◆ **What the exercise asks**
Find the lines below that contain the string "label". Copy each one.

---------- Source records ----------

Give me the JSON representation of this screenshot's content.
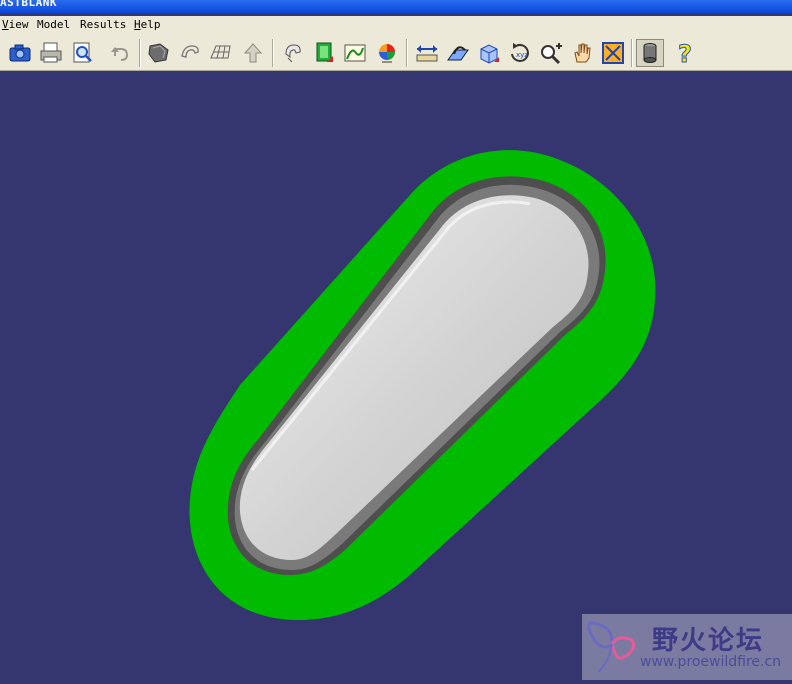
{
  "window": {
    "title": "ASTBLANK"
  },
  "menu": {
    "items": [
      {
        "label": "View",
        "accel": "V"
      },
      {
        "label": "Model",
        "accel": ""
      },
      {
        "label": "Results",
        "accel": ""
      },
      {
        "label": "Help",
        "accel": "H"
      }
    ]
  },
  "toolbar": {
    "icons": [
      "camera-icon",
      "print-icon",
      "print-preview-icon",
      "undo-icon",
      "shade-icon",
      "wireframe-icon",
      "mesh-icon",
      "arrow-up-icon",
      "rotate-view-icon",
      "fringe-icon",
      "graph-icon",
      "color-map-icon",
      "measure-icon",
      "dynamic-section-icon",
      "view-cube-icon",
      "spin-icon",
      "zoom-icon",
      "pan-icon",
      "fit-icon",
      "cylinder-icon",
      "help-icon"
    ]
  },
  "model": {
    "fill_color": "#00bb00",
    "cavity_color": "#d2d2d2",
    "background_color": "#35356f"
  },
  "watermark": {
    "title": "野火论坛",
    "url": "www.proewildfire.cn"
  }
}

----------

◆ **Solution**
        "label": "View",
        "label": "Model",
        "label": "Results",
        "label": "Help",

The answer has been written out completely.